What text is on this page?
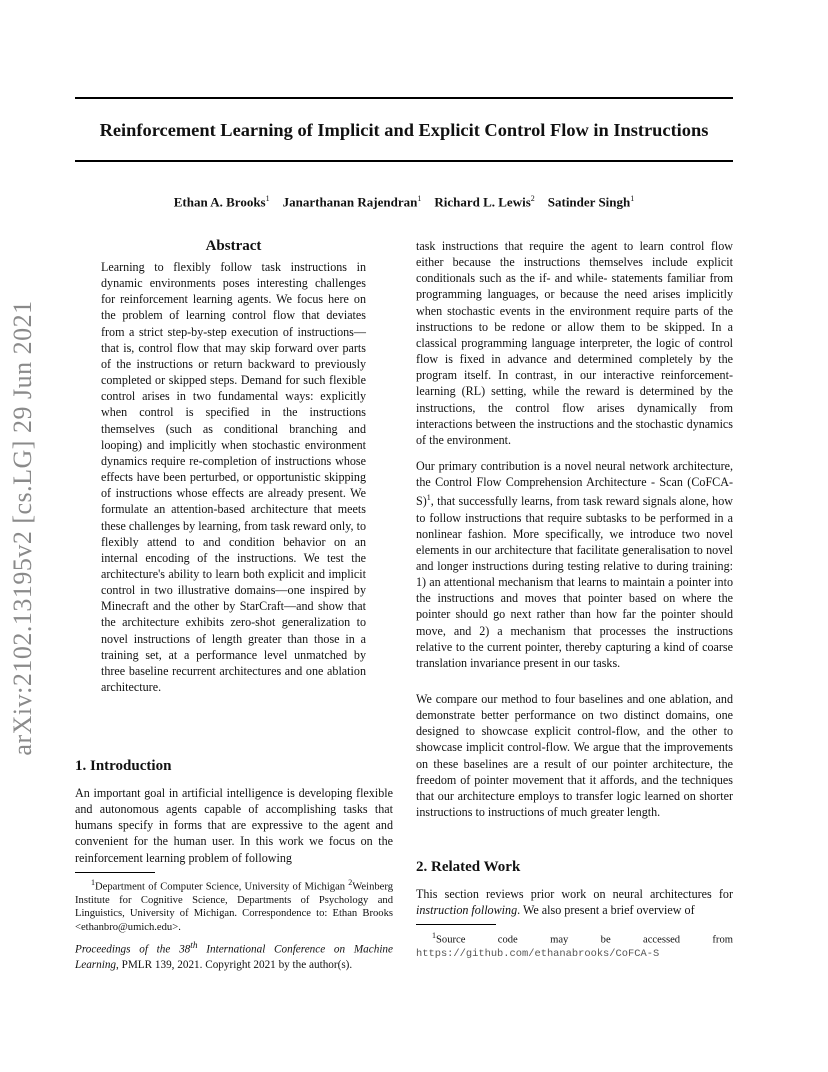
Reinforcement Learning of Implicit and Explicit Control Flow in Instructions
Ethan A. Brooks$^1$ Janarthanan Rajendran$^1$ Richard L. Lewis$^2$ Satinder Singh$^1$
arXiv:2102.13195v2 [cs.LG] 29 Jun 2021
Abstract
Learning to flexibly follow task instructions in dynamic environments poses interesting challenges for reinforcement learning agents. We focus here on the problem of learning control flow that deviates from a strict step-by-step execution of instructions—that is, control flow that may skip forward over parts of the instructions or return backward to previously completed or skipped steps. Demand for such flexible control arises in two fundamental ways: explicitly when control is specified in the instructions themselves (such as conditional branching and looping) and implicitly when stochastic environment dynamics require re-completion of instructions whose effects have been perturbed, or opportunistic skipping of instructions whose effects are already present. We formulate an attention-based architecture that meets these challenges by learning, from task reward only, to flexibly attend to and condition behavior on an internal encoding of the instructions. We test the architecture's ability to learn both explicit and implicit control in two illustrative domains—one inspired by Minecraft and the other by StarCraft—and show that the architecture exhibits zero-shot generalization to novel instructions of length greater than those in a training set, at a performance level unmatched by three baseline recurrent architectures and one ablation architecture.
1. Introduction

An important goal in artificial intelligence is developing flexible and autonomous agents capable of accomplishing tasks that humans specify in forms that are expressive to the agent and convenient for the human user. In this work we focus on the reinforcement learning problem of following

$^1$Department of Computer Science, University of Michigan $^2$Weinberg Institute for Cognitive Science, Departments of Psychology and Linguistics, University of Michigan. Correspondence to: Ethan Brooks <ethanbro@umich.edu>.
Proceedings of the 38th International Conference on Machine Learning, PMLR 139, 2021. Copyright 2021 by the author(s).

task instructions that require the agent to learn control flow either because the instructions themselves include explicit conditionals such as the if- and while- statements familiar from programming languages, or because the need arises implicitly when stochastic events in the environment require parts of the instructions to be redone or allow them to be skipped. In a classical programming language interpreter, the logic of control flow is fixed in advance and determined completely by the program itself. In contrast, in our interactive reinforcement-learning (RL) setting, while the reward is determined by the instructions, the control flow arises dynamically from interactions between the instructions and the stochastic dynamics of the environment.

Our primary contribution is a novel neural network architecture, the Control Flow Comprehension Architecture - Scan (CoFCA-S)$^1$, that successfully learns, from task reward signals alone, how to follow instructions that require subtasks to be performed in a nonlinear fashion. More specifically, we introduce two novel elements in our architecture that facilitate generalisation to novel and longer instructions during testing relative to during training: 1) an attentional mechanism that learns to maintain a pointer into the instructions and moves that pointer based on where the pointer should go next rather than how far the pointer should move, and 2) a mechanism that processes the instructions relative to the current pointer, thereby capturing a kind of coarse translation invariance present in our tasks.

We compare our method to four baselines and one ablation, and demonstrate better performance on two distinct domains, one designed to showcase explicit control-flow, and the other to showcase implicit control-flow. We argue that the improvements on these baselines are a result of our pointer architecture, the freedom of pointer movement that it affords, and the techniques that our architecture employs to transfer logic learned on shorter instructions to instructions of much greater length.

2. Related Work

This section reviews prior work on neural architectures for instruction following. We also present a brief overview of

$^1$Source code may be accessed from https://github.com/ethanabrooks/CoFCA-S
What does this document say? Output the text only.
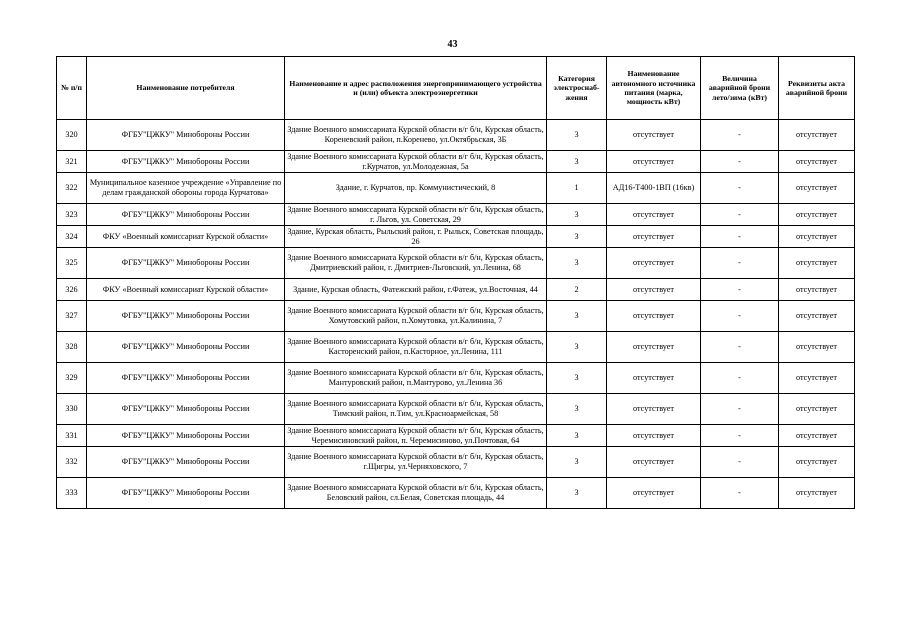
43
№ п/п	Наименование потребителя	Наименование и адрес расположения энергопринимающего устройства и (или) объекта электроэнергетики	Категория электроснаб-жения	Наименование автономного источника питания (марка, мощность кВт)	Величина аварийной брони лето/зима (кВт)	Реквизиты акта аварийной брони
320	ФГБУ"ЦЖКУ" Минобороны России	Здание Военного комиссариата Курской области в/г б/н, Курская область, Кореневский район, п.Коренево, ул.Октябрьская, 3Б	3	отсутствует	-	отсутствует
321	ФГБУ"ЦЖКУ" Минобороны России	Здание Военного комиссариата Курской области в/г б/н, Курская область, г.Курчатов, ул.Молодежная, 5а	3	отсутствует	-	отсутствует
322	Муниципальное казенное учреждение «Управление по делам гражданской обороны города Курчатова»	Здание, г. Курчатов, пр. Коммунистический, 8	1	АД16-Т400-1ВП (16кв)	-	отсутствует
323	ФГБУ"ЦЖКУ" Минобороны России	Здание Военного комиссариата Курской области в/г б/н, Курская область, г. Льгов, ул. Советская, 29	3	отсутствует	-	отсутствует
324	ФКУ «Военный комиссариат Курской области»	Здание, Курская область, Рыльский район, г. Рыльск, Советская площадь, 26	3	отсутствует	-	отсутствует
325	ФГБУ"ЦЖКУ" Минобороны России	Здание Военного комиссариата Курской области в/г б/н, Курская область, Дмитриевский район, г. Дмитриев-Льговский, ул.Ленина, 68	3	отсутствует	-	отсутствует
326	ФКУ «Военный комиссариат Курской области»	Здание, Курская область, Фатежский район, г.Фатеж, ул.Восточная, 44	2	отсутствует	-	отсутствует
327	ФГБУ"ЦЖКУ" Минобороны России	Здание Военного комиссариата Курской области в/г б/н, Курская область, Хомутовский район, п.Хомутовка, ул.Калинина, 7	3	отсутствует	-	отсутствует
328	ФГБУ"ЦЖКУ" Минобороны России	Здание Военного комиссариата Курской области в/г б/н, Курская область, Касторенский район, п.Касторное, ул.Ленина, 111	3	отсутствует	-	отсутствует
329	ФГБУ"ЦЖКУ" Минобороны России	Здание Военного комиссариата Курской области в/г б/н, Курская область, Мантуровский район, п.Мантурово, ул.Ленина 36	3	отсутствует	-	отсутствует
330	ФГБУ"ЦЖКУ" Минобороны России	Здание Военного комиссариата Курской области в/г б/н, Курская область, Тимский район, п.Тим, ул.Красноармейская, 58	3	отсутствует	-	отсутствует
331	ФГБУ"ЦЖКУ" Минобороны России	Здание Военного комиссариата Курской области в/г б/н, Курская область, Черемисиновский район, п. Черемисиново, ул.Почтовая, 64	3	отсутствует	-	отсутствует
332	ФГБУ"ЦЖКУ" Минобороны России	Здание Военного комиссариата Курской области в/г б/н, Курская область, г.Щигры, ул.Черняховского, 7	3	отсутствует	-	отсутствует
333	ФГБУ"ЦЖКУ" Минобороны России	Здание Военного комиссариата Курской области в/г б/н, Курская область, Беловский район, сл.Белая, Советская площадь, 44	3	отсутствует	-	отсутствует
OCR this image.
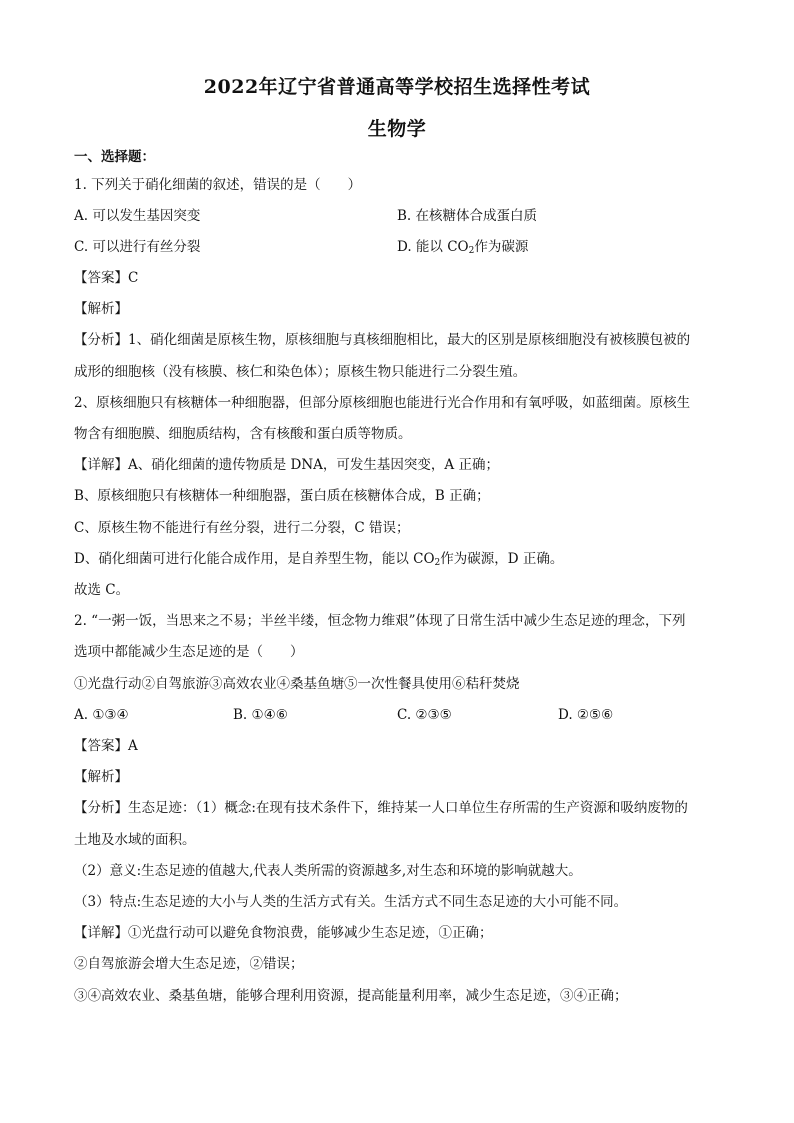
2022年辽宁省普通高等学校招生选择性考试
生物学
一、选择题：
1. 下列关于硝化细菌的叙述，错误的是（　　）
A. 可以发生基因突变	B. 在核糖体合成蛋白质
C. 可以进行有丝分裂	D. 能以 $CO_2$作为碳源
【答案】C
【解析】
【分析】1、硝化细菌是原核生物，原核细胞与真核细胞相比，最大的区别是原核细胞没有被核膜包被的
成形的细胞核（没有核膜、核仁和染色体）；原核生物只能进行二分裂生殖。
2、原核细胞只有核糖体一种细胞器，但部分原核细胞也能进行光合作用和有氧呼吸，如蓝细菌。原核生
物含有细胞膜、细胞质结构，含有核酸和蛋白质等物质。
【详解】A、硝化细菌的遗传物质是 DNA，可发生基因突变，A 正确；
B、原核细胞只有核糖体一种细胞器，蛋白质在核糖体合成，B 正确；
C、原核生物不能进行有丝分裂，进行二分裂，C 错误；
D、硝化细菌可进行化能合成作用，是自养型生物，能以 $CO_2$作为碳源，D 正确。
故选 C。
2. “一粥一饭，当思来之不易；半丝半缕，恒念物力维艰”体现了日常生活中减少生态足迹的理念，下列
选项中都能减少生态足迹的是（　　）
①光盘行动②自驾旅游③高效农业④桑基鱼塘⑤一次性餐具使用⑥秸秆焚烧
A. ①③④	B. ①④⑥	C. ②③⑤	D. ②⑤⑥
【答案】A
【解析】
【分析】生态足迹：（1）概念:在现有技术条件下，维持某一人口单位生存所需的生产资源和吸纳废物的
土地及水域的面积。
（2）意义:生态足迹的值越大,代表人类所需的资源越多,对生态和环境的影响就越大。
（3）特点:生态足迹的大小与人类的生活方式有关。生活方式不同生态足迹的大小可能不同。
【详解】①光盘行动可以避免食物浪费，能够减少生态足迹，①正确；
②自驾旅游会增大生态足迹，②错误；
③④高效农业、桑基鱼塘，能够合理利用资源，提高能量利用率，减少生态足迹，③④正确；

* * *

What is expected: Pull out all lines containing "Советская".

Result for this exercise:
323	ФГБУ"ЦЖКУ" Минобороны России	Здание Военного комиссариата Курской области в/г б/н, Курская область, г. Льгов, ул. Советская, 29	3	отсутствует	-	отсутствует
324	ФКУ «Военный комиссариат Курской области»	Здание, Курская область, Рыльский район, г. Рыльск, Советская площадь, 26	3	отсутствует	-	отсутствует
333	ФГБУ"ЦЖКУ" Минобороны России	Здание Военного комиссариата Курской области в/г б/н, Курская область, Беловский район, сл.Белая, Советская площадь, 44	3	отсутствует	-	отсутствует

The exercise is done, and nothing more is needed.